Whenever a line contains the string "best", copy it out of the entries.

### DATA IN THIS EXERCISE ###

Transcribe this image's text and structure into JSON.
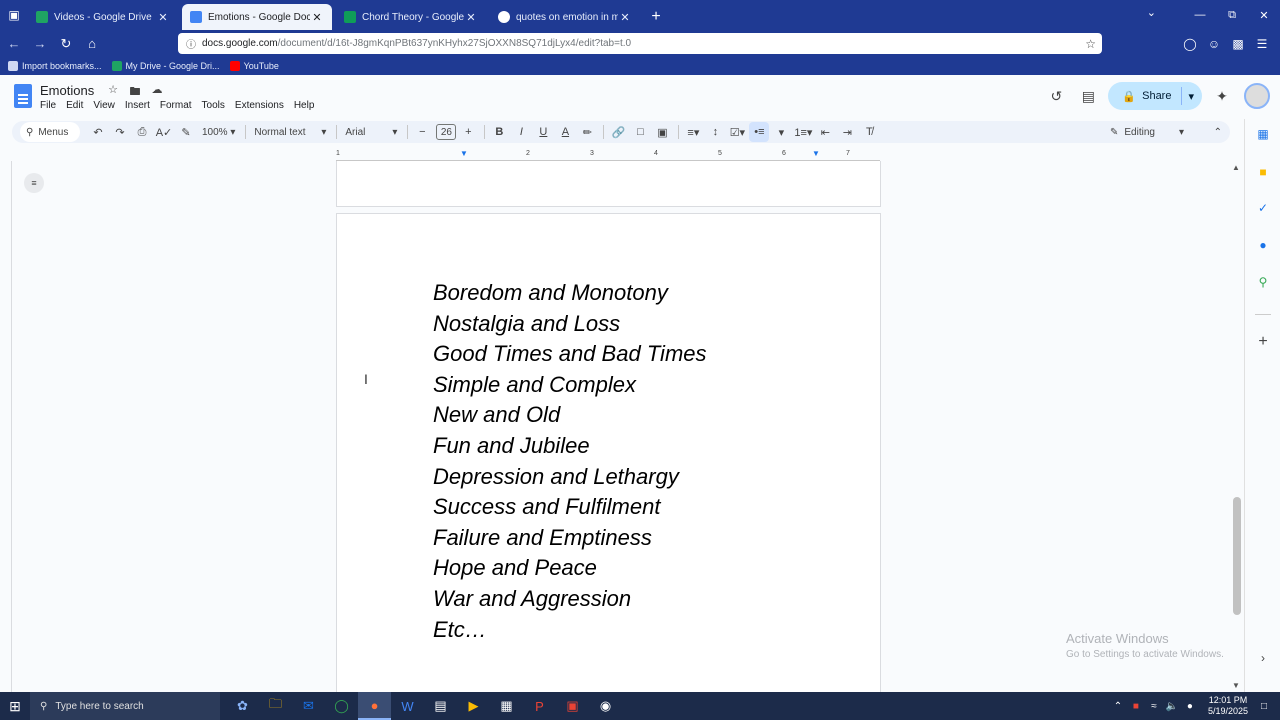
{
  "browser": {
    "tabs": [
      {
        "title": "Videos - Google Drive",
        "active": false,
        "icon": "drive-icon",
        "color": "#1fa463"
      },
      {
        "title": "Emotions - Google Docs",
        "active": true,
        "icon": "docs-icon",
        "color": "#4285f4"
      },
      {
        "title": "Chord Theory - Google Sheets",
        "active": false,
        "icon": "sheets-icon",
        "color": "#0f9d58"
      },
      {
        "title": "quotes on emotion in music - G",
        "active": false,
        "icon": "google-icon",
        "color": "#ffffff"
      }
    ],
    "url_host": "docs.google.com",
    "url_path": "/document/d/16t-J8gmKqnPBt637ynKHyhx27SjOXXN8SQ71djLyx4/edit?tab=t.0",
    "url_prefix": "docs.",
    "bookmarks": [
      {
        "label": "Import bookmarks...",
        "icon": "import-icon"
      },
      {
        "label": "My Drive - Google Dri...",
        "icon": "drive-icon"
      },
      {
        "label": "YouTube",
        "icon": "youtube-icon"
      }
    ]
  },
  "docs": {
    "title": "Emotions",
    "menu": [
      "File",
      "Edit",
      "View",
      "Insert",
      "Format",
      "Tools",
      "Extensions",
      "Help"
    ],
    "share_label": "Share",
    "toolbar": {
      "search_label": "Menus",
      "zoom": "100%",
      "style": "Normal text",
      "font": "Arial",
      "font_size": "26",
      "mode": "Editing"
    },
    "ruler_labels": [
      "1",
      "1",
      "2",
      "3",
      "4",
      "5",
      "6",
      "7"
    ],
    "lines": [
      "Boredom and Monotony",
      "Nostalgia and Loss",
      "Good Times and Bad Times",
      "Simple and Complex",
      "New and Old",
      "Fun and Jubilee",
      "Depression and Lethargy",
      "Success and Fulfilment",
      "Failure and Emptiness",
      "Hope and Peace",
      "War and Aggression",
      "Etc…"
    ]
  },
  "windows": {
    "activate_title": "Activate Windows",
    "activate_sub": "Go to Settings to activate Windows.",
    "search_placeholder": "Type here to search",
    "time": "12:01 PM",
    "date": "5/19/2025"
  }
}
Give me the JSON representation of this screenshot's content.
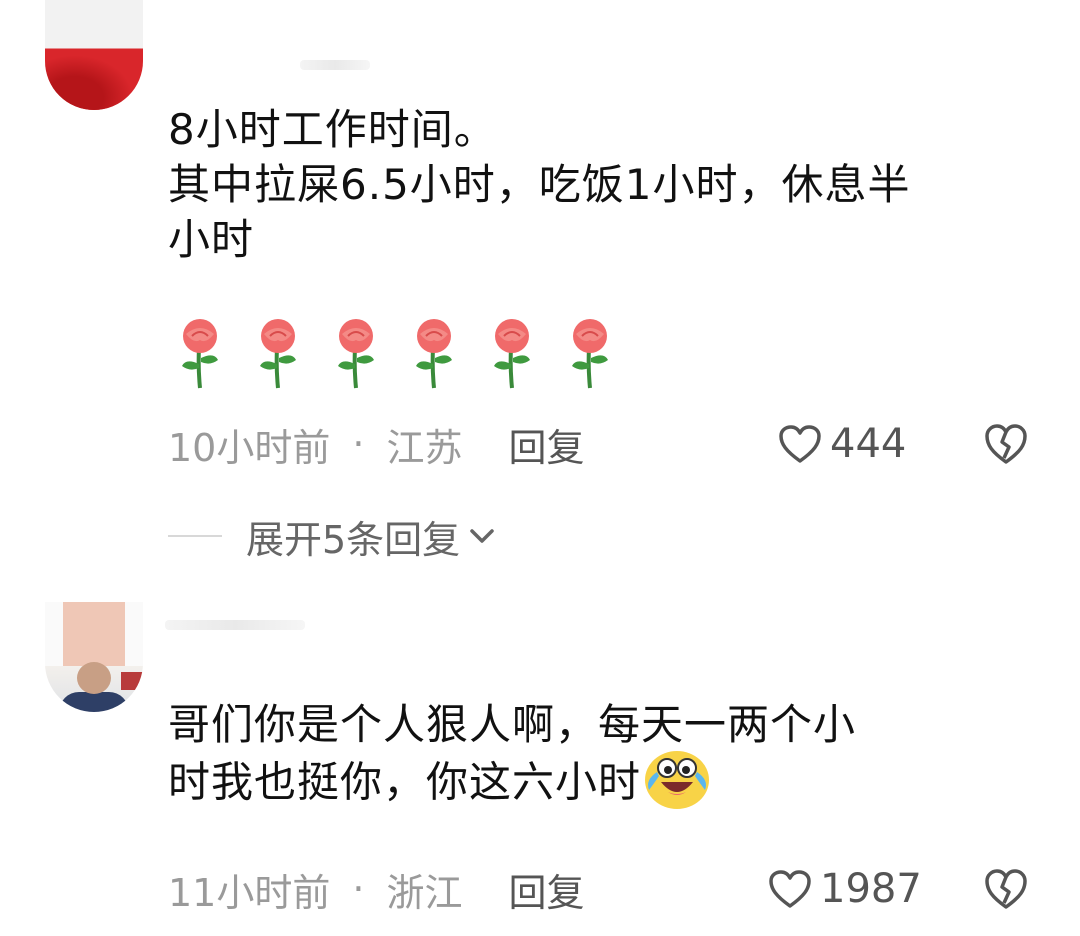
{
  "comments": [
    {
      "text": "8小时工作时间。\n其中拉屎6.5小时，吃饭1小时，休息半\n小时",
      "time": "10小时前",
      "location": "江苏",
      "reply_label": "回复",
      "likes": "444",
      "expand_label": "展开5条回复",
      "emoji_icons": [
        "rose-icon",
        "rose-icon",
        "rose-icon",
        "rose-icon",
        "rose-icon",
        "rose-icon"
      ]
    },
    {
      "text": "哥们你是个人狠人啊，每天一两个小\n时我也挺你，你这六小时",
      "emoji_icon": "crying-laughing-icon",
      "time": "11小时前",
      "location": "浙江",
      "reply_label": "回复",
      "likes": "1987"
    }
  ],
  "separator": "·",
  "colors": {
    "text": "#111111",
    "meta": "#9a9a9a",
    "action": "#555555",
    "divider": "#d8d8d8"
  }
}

###
### DATA IN THIS EXERCISE ###

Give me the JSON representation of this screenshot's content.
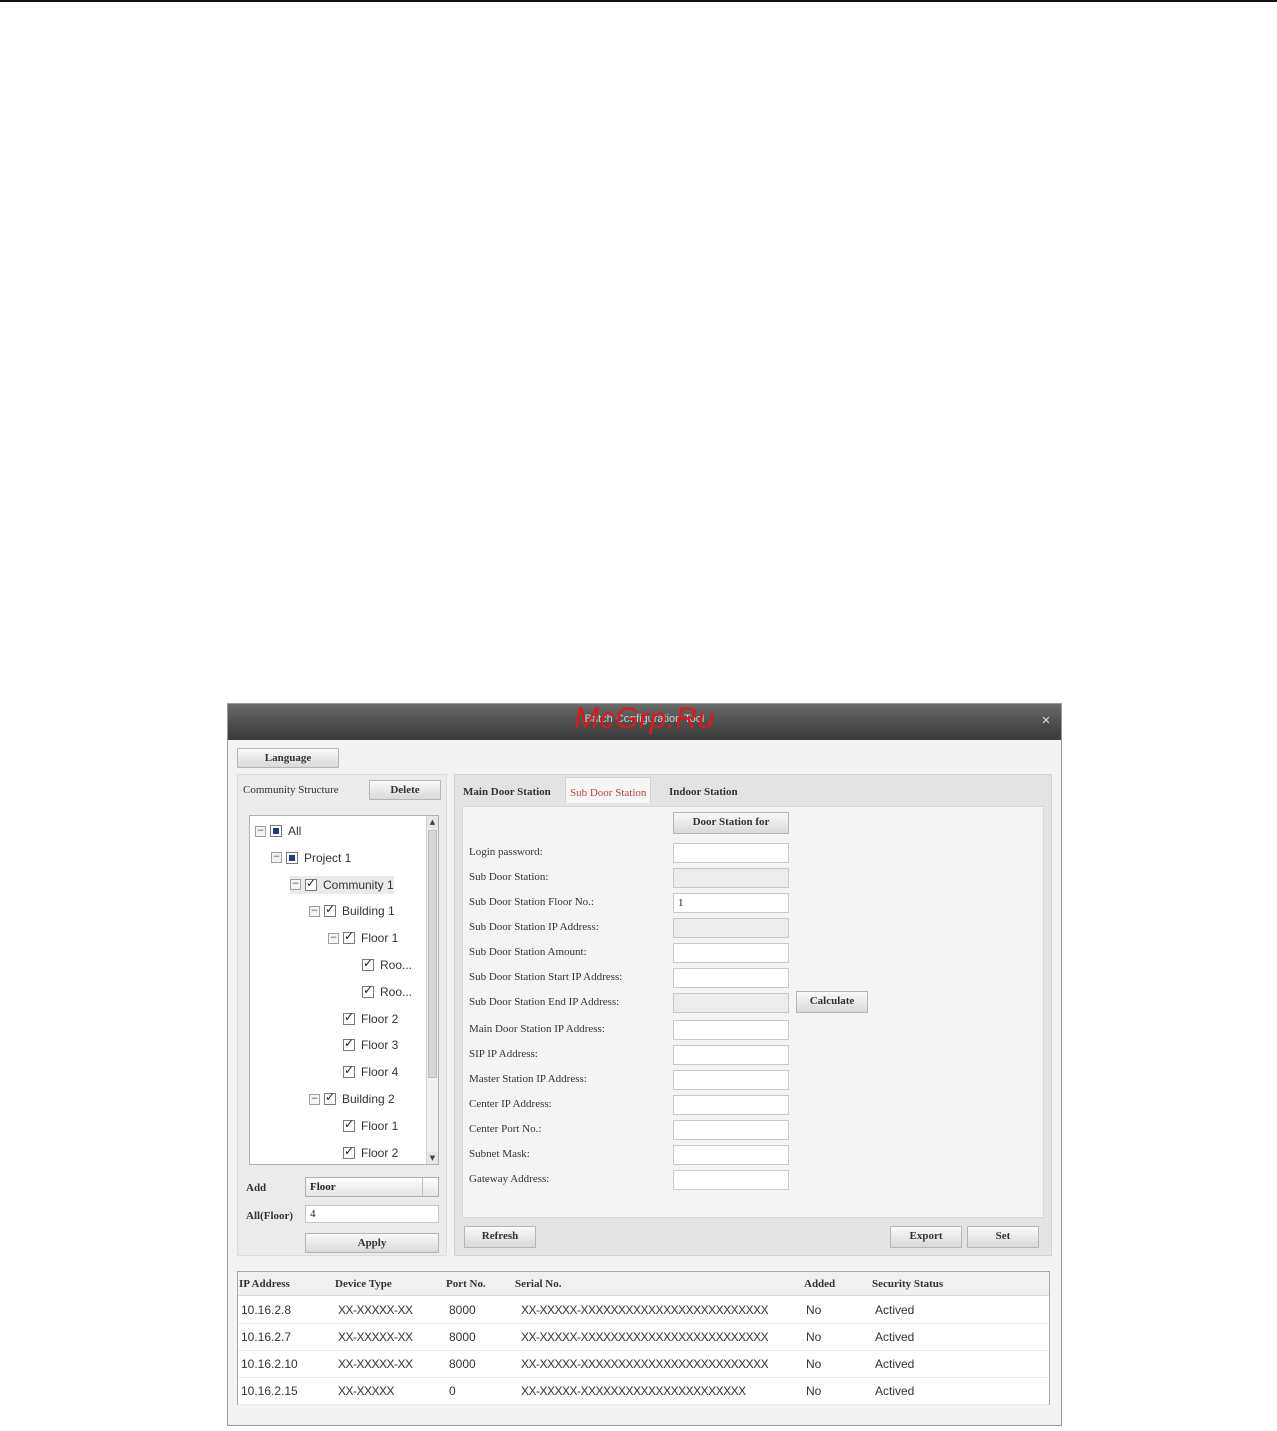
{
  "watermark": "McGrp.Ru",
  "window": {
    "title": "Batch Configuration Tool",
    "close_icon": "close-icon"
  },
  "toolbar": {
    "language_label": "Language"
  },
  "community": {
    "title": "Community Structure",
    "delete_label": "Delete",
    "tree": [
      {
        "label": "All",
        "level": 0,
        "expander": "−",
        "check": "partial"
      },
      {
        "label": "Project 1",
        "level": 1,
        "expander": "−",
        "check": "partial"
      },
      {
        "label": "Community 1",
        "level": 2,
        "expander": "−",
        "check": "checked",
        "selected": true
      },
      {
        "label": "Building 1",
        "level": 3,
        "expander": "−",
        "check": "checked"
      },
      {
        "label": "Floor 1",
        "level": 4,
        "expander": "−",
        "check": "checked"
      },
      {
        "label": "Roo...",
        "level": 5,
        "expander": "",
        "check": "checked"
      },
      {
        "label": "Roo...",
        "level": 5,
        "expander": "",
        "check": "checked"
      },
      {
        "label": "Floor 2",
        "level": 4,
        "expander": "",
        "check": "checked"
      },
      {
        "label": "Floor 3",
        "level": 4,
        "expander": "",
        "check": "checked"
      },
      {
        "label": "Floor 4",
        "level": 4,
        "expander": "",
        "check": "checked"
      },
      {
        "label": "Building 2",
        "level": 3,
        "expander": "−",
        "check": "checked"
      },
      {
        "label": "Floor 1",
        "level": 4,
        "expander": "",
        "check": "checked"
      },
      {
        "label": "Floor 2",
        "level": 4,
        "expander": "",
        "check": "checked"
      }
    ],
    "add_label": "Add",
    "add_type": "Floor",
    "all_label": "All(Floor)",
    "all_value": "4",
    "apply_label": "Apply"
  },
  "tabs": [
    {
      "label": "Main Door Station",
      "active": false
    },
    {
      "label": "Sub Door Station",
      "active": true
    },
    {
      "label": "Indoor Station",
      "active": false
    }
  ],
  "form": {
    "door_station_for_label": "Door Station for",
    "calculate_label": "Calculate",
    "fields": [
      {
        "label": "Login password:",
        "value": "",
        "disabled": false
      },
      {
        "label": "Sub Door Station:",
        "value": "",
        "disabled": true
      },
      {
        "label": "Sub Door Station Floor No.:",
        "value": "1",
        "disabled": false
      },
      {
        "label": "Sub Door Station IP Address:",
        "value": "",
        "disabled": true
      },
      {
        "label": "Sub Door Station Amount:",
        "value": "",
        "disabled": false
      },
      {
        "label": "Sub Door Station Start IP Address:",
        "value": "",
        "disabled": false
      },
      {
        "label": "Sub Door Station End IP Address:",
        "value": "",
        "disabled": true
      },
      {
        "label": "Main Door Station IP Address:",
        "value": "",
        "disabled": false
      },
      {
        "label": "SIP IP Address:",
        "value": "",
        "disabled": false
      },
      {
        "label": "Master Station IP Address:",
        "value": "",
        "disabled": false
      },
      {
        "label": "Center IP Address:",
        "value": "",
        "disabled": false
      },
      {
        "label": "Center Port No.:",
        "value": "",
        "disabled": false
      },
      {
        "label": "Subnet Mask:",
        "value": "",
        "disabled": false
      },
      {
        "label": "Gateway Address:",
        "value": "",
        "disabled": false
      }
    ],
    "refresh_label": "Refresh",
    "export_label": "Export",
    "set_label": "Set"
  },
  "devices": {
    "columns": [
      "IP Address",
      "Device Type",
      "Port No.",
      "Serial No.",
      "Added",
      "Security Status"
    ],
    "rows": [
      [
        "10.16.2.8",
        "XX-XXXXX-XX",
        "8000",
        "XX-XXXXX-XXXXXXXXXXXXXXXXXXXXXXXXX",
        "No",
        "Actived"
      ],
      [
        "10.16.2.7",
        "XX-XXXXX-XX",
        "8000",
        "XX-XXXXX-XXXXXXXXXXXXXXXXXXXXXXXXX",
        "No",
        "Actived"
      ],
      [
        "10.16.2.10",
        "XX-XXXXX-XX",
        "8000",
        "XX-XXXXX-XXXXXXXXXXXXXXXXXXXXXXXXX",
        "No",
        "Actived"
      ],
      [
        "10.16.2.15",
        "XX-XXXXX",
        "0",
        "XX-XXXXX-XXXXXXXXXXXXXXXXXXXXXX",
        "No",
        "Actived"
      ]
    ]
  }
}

###
### DATA IN THIS EXERCISE ###

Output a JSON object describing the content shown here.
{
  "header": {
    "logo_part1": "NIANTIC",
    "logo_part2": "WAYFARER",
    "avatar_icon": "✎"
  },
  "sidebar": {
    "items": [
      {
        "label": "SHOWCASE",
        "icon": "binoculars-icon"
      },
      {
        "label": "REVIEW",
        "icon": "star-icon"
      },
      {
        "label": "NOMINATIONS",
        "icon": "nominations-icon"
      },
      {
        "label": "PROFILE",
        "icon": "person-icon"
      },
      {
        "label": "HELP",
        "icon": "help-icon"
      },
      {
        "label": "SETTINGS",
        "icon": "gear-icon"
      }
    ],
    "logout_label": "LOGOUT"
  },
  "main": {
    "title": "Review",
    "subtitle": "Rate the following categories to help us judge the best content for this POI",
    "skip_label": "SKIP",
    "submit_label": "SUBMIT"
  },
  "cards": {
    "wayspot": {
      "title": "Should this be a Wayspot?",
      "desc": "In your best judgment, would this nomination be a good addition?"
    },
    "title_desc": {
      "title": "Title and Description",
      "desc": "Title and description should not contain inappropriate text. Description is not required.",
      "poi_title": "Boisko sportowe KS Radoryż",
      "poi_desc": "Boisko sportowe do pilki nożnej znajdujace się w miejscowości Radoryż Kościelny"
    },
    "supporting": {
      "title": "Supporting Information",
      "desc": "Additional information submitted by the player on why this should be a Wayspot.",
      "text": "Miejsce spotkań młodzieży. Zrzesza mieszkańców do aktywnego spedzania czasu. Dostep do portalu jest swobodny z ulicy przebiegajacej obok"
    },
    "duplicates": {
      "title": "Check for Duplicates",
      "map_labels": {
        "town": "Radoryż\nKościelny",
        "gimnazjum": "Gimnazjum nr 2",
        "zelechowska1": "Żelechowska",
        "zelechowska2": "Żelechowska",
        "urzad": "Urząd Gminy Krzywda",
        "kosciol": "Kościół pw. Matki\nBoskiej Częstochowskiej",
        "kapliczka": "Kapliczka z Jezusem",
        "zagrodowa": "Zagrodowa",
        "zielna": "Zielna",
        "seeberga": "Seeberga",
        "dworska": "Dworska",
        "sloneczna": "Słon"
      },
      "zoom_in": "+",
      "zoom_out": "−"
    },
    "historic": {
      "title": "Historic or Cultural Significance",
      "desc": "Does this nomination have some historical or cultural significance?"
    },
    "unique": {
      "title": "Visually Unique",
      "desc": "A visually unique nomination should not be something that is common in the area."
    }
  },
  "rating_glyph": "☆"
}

###

- TASK SOLUTION -
    "subtitle": "Rate the following categories to help us judge the best content for this POI",
      "desc": "In your best judgment, would this nomination be a good addition?"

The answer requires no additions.